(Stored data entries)
──────────

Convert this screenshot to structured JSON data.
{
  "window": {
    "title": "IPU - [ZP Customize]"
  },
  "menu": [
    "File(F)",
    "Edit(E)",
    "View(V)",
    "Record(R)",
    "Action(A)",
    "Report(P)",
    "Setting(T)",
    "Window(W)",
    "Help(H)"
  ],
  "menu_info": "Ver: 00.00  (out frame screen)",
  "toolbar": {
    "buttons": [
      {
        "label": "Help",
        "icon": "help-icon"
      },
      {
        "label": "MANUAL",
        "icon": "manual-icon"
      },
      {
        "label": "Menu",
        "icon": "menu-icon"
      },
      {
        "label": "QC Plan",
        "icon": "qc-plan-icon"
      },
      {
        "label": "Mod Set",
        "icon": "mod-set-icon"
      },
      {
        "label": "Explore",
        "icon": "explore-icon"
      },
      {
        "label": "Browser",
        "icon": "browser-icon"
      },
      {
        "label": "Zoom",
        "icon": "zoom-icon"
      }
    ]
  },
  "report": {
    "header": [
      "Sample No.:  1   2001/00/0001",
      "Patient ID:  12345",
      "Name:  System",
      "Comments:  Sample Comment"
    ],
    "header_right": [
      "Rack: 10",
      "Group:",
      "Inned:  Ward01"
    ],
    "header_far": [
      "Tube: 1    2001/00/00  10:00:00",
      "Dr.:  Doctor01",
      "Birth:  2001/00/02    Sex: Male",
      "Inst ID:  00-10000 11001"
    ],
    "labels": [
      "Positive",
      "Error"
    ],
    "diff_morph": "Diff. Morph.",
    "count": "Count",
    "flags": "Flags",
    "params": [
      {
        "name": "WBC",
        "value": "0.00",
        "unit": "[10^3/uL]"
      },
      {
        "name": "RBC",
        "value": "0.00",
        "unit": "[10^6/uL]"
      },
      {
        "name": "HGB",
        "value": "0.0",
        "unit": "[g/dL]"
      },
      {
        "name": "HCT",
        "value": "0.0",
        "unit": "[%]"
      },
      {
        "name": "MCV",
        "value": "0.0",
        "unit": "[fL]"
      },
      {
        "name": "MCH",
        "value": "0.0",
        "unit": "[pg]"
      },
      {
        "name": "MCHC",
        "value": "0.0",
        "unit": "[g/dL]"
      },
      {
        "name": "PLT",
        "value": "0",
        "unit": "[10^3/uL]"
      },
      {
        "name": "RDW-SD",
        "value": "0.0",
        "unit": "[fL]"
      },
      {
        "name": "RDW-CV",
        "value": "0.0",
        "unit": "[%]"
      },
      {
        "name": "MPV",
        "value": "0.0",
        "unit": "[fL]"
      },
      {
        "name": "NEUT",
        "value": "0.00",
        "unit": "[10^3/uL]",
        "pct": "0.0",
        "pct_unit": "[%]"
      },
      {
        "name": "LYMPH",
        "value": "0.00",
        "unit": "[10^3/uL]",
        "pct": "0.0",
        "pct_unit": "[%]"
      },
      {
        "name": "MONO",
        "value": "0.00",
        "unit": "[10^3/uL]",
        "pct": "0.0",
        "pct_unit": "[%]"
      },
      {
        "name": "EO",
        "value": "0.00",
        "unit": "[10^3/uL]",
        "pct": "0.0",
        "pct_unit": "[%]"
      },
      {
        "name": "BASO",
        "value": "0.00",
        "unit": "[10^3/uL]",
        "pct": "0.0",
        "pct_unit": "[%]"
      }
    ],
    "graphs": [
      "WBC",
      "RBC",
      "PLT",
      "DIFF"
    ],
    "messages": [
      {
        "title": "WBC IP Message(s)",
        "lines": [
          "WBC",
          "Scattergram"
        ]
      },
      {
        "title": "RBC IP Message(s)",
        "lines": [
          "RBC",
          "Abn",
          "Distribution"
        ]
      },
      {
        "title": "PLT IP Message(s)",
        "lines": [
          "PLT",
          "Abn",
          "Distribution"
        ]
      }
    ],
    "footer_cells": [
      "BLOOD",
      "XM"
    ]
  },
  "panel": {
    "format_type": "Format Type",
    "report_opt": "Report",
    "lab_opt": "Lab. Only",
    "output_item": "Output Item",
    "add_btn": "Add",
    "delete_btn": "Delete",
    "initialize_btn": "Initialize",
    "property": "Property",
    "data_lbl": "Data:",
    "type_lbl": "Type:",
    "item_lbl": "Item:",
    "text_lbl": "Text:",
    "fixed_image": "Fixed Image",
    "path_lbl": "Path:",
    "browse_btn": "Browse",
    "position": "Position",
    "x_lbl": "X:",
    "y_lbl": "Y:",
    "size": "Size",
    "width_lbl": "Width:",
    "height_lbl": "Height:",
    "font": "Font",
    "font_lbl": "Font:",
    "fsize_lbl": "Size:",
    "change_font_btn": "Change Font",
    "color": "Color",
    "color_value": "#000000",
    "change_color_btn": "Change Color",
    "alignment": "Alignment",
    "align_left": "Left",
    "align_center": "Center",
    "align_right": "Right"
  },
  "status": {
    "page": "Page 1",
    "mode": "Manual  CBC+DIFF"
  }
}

──────────

### WHAT YOU HAVE TO DO
Each line must be given again exactly as written above.

### OUTPUT FOR THIS EXERCISE
Convert this screenshot to structured JSON data.
{
  "window": {
    "title": "IPU - [ZP Customize]"
  },
  "menu": [
    "File(F)",
    "Edit(E)",
    "View(V)",
    "Record(R)",
    "Action(A)",
    "Report(P)",
    "Setting(T)",
    "Window(W)",
    "Help(H)"
  ],
  "menu_info": "Ver: 00.00  (out frame screen)",
  "toolbar": {
    "buttons": [
      {
        "label": "Help",
        "icon": "help-icon"
      },
      {
        "label": "MANUAL",
        "icon": "manual-icon"
      },
      {
        "label": "Menu",
        "icon": "menu-icon"
      },
      {
        "label": "QC Plan",
        "icon": "qc-plan-icon"
      },
      {
        "label": "Mod Set",
        "icon": "mod-set-icon"
      },
      {
        "label": "Explore",
        "icon": "explore-icon"
      },
      {
        "label": "Browser",
        "icon": "browser-icon"
      },
      {
        "label": "Zoom",
        "icon": "zoom-icon"
      }
    ]
  },
  "report": {
    "header": [
      "Sample No.:  1   2001/00/0001",
      "Patient ID:  12345",
      "Name:  System",
      "Comments:  Sample Comment"
    ],
    "header_right": [
      "Rack: 10",
      "Group:",
      "Inned:  Ward01"
    ],
    "header_far": [
      "Tube: 1    2001/00/00  10:00:00",
      "Dr.:  Doctor01",
      "Birth:  2001/00/02    Sex: Male",
      "Inst ID:  00-10000 11001"
    ],
    "labels": [
      "Positive",
      "Error"
    ],
    "diff_morph": "Diff. Morph.",
    "count": "Count",
    "flags": "Flags",
    "params": [
      {
        "name": "WBC",
        "value": "0.00",
        "unit": "[10^3/uL]"
      },
      {
        "name": "RBC",
        "value": "0.00",
        "unit": "[10^6/uL]"
      },
      {
        "name": "HGB",
        "value": "0.0",
        "unit": "[g/dL]"
      },
      {
        "name": "HCT",
        "value": "0.0",
        "unit": "[%]"
      },
      {
        "name": "MCV",
        "value": "0.0",
        "unit": "[fL]"
      },
      {
        "name": "MCH",
        "value": "0.0",
        "unit": "[pg]"
      },
      {
        "name": "MCHC",
        "value": "0.0",
        "unit": "[g/dL]"
      },
      {
        "name": "PLT",
        "value": "0",
        "unit": "[10^3/uL]"
      },
      {
        "name": "RDW-SD",
        "value": "0.0",
        "unit": "[fL]"
      },
      {
        "name": "RDW-CV",
        "value": "0.0",
        "unit": "[%]"
      },
      {
        "name": "MPV",
        "value": "0.0",
        "unit": "[fL]"
      },
      {
        "name": "NEUT",
        "value": "0.00",
        "unit": "[10^3/uL]",
        "pct": "0.0",
        "pct_unit": "[%]"
      },
      {
        "name": "LYMPH",
        "value": "0.00",
        "unit": "[10^3/uL]",
        "pct": "0.0",
        "pct_unit": "[%]"
      },
      {
        "name": "MONO",
        "value": "0.00",
        "unit": "[10^3/uL]",
        "pct": "0.0",
        "pct_unit": "[%]"
      },
      {
        "name": "EO",
        "value": "0.00",
        "unit": "[10^3/uL]",
        "pct": "0.0",
        "pct_unit": "[%]"
      },
      {
        "name": "BASO",
        "value": "0.00",
        "unit": "[10^3/uL]",
        "pct": "0.0",
        "pct_unit": "[%]"
      }
    ],
    "graphs": [
      "WBC",
      "RBC",
      "PLT",
      "DIFF"
    ],
    "messages": [
      {
        "title": "WBC IP Message(s)",
        "lines": [
          "WBC",
          "Scattergram"
        ]
      },
      {
        "title": "RBC IP Message(s)",
        "lines": [
          "RBC",
          "Abn",
          "Distribution"
        ]
      },
      {
        "title": "PLT IP Message(s)",
        "lines": [
          "PLT",
          "Abn",
          "Distribution"
        ]
      }
    ],
    "footer_cells": [
      "BLOOD",
      "XM"
    ]
  },
  "panel": {
    "format_type": "Format Type",
    "report_opt": "Report",
    "lab_opt": "Lab. Only",
    "output_item": "Output Item",
    "add_btn": "Add",
    "delete_btn": "Delete",
    "initialize_btn": "Initialize",
    "property": "Property",
    "data_lbl": "Data:",
    "type_lbl": "Type:",
    "item_lbl": "Item:",
    "text_lbl": "Text:",
    "fixed_image": "Fixed Image",
    "path_lbl": "Path:",
    "browse_btn": "Browse",
    "position": "Position",
    "x_lbl": "X:",
    "y_lbl": "Y:",
    "size": "Size",
    "width_lbl": "Width:",
    "height_lbl": "Height:",
    "font": "Font",
    "font_lbl": "Font:",
    "fsize_lbl": "Size:",
    "change_font_btn": "Change Font",
    "color": "Color",
    "color_value": "#000000",
    "change_color_btn": "Change Color",
    "alignment": "Alignment",
    "align_left": "Left",
    "align_center": "Center",
    "align_right": "Right"
  },
  "status": {
    "page": "Page 1",
    "mode": "Manual  CBC+DIFF"
  }
}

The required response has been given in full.